**PROVIDED ENTRIES:**
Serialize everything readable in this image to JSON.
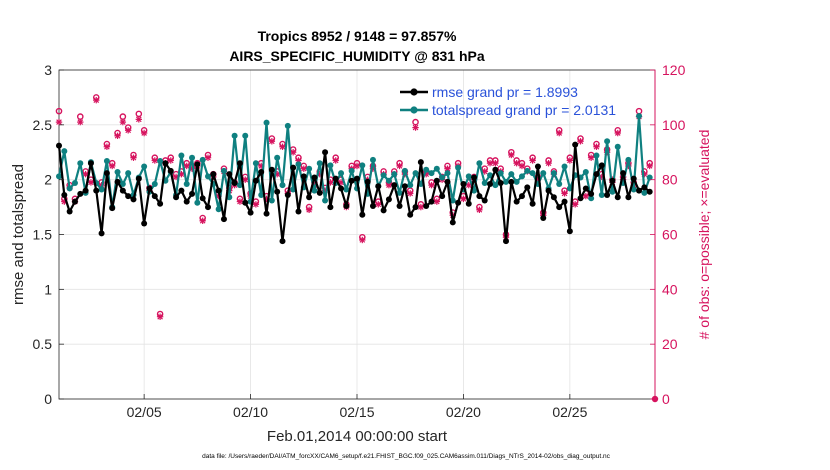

* * *

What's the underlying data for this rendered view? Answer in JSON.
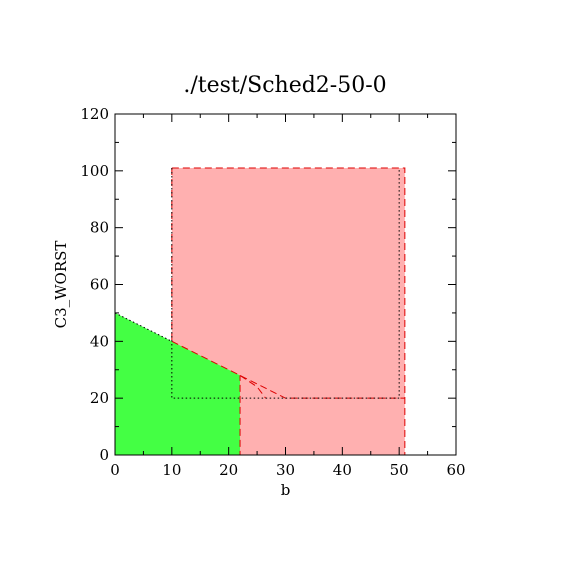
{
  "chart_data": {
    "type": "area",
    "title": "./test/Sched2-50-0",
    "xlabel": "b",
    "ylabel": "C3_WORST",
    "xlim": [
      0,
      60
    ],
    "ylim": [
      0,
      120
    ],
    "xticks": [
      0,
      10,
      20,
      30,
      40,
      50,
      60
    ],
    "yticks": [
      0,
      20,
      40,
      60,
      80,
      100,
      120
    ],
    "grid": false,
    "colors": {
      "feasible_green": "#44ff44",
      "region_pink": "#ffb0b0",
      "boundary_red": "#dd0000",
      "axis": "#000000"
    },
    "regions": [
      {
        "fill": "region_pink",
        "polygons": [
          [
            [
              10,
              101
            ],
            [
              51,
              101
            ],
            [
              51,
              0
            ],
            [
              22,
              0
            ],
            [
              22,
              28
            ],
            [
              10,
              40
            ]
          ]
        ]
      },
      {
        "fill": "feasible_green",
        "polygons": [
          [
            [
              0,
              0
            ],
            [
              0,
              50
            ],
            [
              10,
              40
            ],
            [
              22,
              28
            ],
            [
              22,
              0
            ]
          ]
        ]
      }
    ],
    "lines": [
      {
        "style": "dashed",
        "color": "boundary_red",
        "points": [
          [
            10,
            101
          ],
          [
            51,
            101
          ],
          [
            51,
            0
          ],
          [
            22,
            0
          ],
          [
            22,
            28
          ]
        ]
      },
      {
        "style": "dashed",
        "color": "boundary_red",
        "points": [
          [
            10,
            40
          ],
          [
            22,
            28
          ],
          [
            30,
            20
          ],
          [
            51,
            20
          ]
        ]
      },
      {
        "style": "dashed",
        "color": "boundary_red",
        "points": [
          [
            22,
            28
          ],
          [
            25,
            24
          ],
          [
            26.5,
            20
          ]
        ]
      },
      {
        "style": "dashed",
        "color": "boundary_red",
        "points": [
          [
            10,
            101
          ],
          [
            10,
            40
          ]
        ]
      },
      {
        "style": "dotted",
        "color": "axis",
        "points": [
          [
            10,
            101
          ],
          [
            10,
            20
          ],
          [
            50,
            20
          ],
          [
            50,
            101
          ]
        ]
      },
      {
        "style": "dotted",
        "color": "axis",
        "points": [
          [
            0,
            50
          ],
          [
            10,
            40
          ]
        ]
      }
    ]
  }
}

...

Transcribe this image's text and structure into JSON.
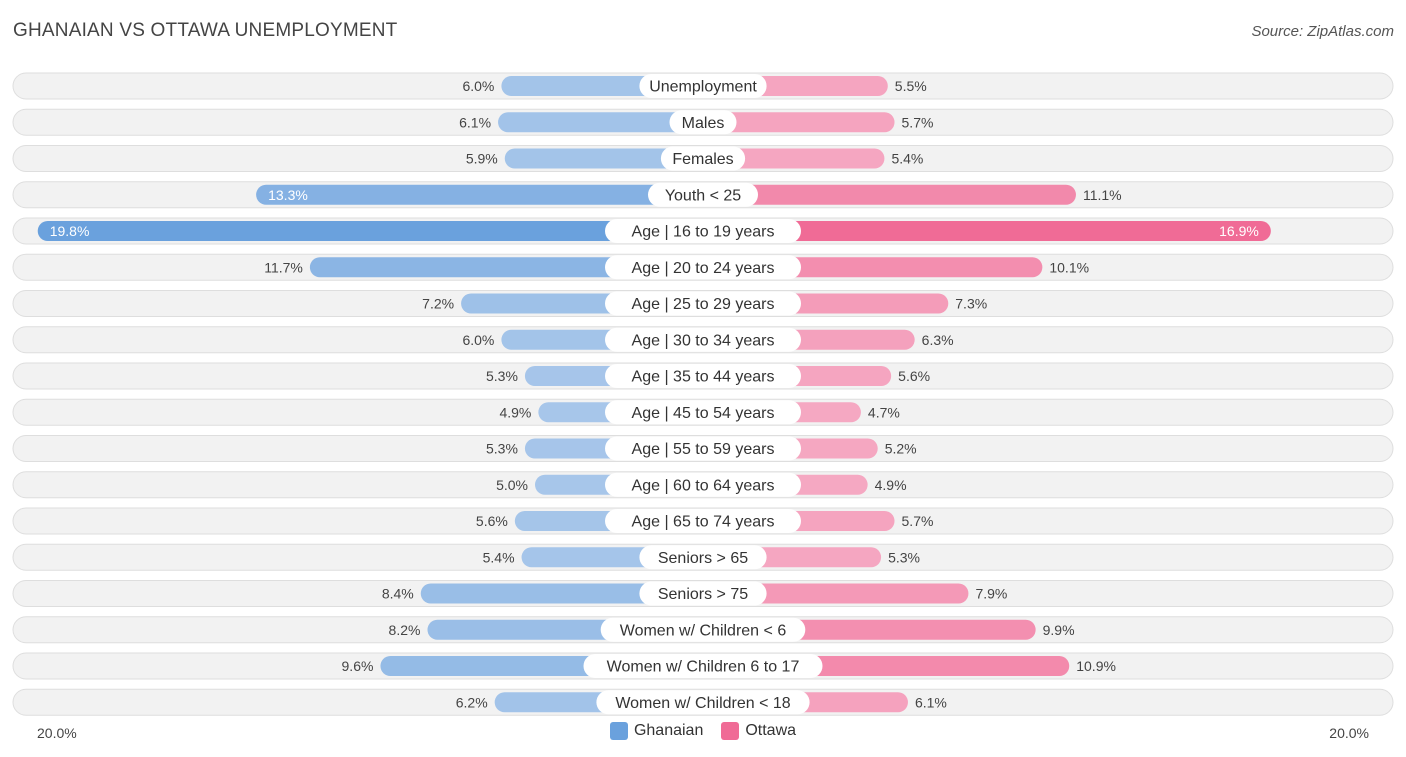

**PROBLEM REQUIREMENTS:**
Gather every line from the listing above in which "image" appears, and copy those lines.

**RESPONSE:**
Serialize everything readable in this image to JSON.
Transcribe this image's text and structure into JSON.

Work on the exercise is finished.